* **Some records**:

········

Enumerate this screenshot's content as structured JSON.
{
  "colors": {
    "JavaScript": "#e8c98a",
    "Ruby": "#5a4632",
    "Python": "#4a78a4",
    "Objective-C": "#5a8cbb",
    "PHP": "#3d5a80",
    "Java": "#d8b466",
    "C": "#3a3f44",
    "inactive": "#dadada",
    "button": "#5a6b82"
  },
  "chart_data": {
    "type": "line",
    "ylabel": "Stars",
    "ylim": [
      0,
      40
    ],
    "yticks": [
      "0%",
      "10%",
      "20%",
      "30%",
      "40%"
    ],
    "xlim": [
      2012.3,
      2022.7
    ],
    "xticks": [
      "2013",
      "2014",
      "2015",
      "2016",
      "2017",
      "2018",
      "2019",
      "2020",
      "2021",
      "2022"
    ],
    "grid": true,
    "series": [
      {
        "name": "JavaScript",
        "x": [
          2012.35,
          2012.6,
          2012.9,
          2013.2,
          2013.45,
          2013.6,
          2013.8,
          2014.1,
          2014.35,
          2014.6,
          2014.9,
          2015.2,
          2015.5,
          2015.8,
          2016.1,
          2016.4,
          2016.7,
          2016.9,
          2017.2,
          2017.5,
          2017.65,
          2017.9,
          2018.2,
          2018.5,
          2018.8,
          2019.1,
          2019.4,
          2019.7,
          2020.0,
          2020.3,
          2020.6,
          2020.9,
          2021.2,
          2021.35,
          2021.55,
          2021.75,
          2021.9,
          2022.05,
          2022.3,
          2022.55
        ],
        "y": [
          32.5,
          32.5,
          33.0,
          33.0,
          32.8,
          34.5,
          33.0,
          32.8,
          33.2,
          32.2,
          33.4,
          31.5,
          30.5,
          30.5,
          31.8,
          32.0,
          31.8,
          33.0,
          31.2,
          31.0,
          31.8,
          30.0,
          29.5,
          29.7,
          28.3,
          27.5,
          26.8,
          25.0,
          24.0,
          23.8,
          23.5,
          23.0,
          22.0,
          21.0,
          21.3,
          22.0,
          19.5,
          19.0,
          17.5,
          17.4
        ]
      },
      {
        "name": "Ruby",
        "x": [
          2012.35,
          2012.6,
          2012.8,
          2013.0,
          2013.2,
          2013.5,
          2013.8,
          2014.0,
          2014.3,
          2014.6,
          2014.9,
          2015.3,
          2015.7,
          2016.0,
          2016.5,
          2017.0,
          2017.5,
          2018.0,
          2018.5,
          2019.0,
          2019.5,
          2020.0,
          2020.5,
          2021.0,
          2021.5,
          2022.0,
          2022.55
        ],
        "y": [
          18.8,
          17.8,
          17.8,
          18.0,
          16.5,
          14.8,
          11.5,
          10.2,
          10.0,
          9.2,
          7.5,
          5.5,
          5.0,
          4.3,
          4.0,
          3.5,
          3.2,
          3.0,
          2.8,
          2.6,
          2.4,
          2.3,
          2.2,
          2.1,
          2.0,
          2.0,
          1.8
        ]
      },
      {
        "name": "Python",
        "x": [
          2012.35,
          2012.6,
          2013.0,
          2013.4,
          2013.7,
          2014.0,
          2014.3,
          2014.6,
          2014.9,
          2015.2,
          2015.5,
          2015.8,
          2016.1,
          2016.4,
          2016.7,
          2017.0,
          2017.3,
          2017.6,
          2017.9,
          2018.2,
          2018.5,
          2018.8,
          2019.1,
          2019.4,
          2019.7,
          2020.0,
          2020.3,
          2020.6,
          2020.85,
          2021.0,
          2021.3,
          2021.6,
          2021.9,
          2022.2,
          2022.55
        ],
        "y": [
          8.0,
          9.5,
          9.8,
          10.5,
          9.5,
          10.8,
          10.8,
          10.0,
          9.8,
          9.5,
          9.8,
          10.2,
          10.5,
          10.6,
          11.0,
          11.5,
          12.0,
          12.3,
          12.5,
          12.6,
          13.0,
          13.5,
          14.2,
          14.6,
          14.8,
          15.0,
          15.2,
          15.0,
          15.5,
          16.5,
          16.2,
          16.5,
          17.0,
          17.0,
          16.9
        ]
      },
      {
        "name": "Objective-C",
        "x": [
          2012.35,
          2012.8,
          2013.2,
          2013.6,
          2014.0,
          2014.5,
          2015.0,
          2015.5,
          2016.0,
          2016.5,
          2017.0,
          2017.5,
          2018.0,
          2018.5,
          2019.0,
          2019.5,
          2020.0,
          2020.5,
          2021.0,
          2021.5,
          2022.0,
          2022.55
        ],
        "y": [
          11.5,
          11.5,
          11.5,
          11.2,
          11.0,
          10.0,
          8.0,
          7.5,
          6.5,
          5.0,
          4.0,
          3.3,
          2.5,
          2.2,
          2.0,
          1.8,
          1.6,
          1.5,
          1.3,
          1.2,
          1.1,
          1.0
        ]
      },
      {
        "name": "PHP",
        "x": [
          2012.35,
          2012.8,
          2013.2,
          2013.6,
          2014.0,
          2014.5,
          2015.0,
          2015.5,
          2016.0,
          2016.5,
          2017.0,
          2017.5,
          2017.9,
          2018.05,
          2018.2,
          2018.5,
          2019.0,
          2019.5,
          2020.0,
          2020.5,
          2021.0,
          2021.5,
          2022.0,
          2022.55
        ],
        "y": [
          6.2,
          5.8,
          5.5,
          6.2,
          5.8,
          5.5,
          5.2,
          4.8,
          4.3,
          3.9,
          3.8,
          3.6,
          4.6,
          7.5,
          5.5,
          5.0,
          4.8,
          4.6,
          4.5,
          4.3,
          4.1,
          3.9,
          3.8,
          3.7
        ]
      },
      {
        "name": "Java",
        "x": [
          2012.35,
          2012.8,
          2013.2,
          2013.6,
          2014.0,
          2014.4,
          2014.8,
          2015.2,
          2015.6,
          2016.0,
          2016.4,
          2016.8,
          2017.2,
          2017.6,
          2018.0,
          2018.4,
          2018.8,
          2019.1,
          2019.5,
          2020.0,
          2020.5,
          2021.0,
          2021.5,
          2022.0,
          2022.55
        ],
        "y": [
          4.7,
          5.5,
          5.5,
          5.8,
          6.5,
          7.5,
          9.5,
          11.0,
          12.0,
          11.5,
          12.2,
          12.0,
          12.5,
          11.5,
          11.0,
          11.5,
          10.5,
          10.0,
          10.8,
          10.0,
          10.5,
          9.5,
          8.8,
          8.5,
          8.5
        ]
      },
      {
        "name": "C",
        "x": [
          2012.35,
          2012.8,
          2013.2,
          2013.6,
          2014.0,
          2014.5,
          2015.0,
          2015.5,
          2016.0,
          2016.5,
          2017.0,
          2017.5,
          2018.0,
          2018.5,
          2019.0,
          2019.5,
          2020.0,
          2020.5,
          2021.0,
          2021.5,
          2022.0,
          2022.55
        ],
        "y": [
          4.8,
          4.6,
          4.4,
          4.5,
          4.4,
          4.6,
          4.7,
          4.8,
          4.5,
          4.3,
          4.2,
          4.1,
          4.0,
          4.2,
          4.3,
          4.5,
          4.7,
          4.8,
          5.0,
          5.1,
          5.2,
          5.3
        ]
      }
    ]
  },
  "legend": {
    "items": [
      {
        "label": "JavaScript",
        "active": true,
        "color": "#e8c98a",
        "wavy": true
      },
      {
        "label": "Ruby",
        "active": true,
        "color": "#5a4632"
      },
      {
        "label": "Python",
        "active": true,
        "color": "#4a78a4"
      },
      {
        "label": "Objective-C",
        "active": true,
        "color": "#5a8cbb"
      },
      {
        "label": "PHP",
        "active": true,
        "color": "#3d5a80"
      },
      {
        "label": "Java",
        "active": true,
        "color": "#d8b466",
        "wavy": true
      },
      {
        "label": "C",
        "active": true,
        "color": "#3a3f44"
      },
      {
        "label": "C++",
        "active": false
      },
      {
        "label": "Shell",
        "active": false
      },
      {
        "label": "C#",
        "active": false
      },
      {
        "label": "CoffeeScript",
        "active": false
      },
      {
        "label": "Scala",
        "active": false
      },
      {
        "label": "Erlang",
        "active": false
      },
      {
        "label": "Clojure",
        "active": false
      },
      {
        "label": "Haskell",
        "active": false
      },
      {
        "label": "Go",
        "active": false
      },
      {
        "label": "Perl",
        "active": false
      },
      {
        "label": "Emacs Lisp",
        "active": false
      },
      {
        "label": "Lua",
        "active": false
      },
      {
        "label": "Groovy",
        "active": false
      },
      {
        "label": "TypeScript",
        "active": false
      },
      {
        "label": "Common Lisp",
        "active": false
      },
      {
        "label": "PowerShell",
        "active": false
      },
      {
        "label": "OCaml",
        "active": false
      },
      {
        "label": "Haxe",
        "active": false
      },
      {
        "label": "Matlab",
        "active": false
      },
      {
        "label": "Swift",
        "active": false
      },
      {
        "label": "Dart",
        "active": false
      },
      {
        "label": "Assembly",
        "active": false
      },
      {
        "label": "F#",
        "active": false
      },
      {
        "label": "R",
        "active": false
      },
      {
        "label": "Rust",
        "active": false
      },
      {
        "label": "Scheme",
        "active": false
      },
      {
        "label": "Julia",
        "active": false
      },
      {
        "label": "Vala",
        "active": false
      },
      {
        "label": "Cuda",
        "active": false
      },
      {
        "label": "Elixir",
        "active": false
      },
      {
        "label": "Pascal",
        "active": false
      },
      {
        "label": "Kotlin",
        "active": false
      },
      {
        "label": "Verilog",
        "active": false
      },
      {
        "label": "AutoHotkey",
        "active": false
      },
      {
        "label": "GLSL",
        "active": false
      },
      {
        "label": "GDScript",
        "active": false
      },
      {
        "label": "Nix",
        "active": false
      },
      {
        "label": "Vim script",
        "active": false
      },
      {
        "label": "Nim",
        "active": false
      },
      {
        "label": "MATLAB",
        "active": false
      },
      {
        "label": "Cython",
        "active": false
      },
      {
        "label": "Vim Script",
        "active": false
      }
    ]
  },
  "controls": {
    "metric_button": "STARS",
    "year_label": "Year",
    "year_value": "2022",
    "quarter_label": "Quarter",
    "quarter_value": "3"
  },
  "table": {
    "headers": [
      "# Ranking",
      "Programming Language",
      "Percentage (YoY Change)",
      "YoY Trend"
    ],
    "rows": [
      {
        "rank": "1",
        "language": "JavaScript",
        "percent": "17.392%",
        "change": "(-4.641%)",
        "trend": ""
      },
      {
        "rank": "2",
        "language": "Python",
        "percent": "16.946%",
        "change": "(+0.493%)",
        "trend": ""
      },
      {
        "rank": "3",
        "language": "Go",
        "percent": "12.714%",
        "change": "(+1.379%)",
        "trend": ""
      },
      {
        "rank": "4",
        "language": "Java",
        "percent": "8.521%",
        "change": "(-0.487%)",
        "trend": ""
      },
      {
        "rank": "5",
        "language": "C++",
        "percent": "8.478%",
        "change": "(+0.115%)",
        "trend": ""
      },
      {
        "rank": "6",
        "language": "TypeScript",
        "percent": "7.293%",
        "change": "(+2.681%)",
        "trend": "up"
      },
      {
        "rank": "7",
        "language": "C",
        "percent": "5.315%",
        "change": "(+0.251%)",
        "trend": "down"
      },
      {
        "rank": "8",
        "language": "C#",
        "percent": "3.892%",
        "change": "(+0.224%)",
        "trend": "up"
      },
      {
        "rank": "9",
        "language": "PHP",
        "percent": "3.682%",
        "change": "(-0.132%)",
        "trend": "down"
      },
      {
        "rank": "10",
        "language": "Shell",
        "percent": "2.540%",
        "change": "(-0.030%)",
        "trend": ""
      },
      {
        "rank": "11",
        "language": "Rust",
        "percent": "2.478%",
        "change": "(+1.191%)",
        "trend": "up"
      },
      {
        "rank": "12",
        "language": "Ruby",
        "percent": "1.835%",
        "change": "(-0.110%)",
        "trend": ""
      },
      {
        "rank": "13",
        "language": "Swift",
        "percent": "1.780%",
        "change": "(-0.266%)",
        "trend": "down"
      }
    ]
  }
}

········

* **Given task**: Filter the entries above down to the lines containing the word "Objective".

* **Output of the task**:
    "Objective-C": "#5a8cbb",
        "name": "Objective-C",
        "label": "Objective-C",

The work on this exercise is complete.